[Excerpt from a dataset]
* * * *

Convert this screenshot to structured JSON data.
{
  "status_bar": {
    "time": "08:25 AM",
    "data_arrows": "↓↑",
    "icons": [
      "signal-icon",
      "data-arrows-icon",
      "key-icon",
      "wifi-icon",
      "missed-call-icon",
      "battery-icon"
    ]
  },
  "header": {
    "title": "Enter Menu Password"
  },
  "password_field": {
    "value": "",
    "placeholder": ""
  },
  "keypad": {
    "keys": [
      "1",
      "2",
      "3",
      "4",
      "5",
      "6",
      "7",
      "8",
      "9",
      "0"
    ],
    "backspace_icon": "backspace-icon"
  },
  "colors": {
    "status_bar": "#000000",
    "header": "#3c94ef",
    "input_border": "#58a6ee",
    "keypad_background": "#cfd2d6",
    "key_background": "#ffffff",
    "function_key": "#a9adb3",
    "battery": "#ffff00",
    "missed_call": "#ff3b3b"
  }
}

* * * *

Stated problem: Print all of the data exactly as it was given.

Output below:
Convert this screenshot to structured JSON data.
{
  "status_bar": {
    "time": "08:25 AM",
    "data_arrows": "↓↑",
    "icons": [
      "signal-icon",
      "data-arrows-icon",
      "key-icon",
      "wifi-icon",
      "missed-call-icon",
      "battery-icon"
    ]
  },
  "header": {
    "title": "Enter Menu Password"
  },
  "password_field": {
    "value": "",
    "placeholder": ""
  },
  "keypad": {
    "keys": [
      "1",
      "2",
      "3",
      "4",
      "5",
      "6",
      "7",
      "8",
      "9",
      "0"
    ],
    "backspace_icon": "backspace-icon"
  },
  "colors": {
    "status_bar": "#000000",
    "header": "#3c94ef",
    "input_border": "#58a6ee",
    "keypad_background": "#cfd2d6",
    "key_background": "#ffffff",
    "function_key": "#a9adb3",
    "battery": "#ffff00",
    "missed_call": "#ff3b3b"
  }
}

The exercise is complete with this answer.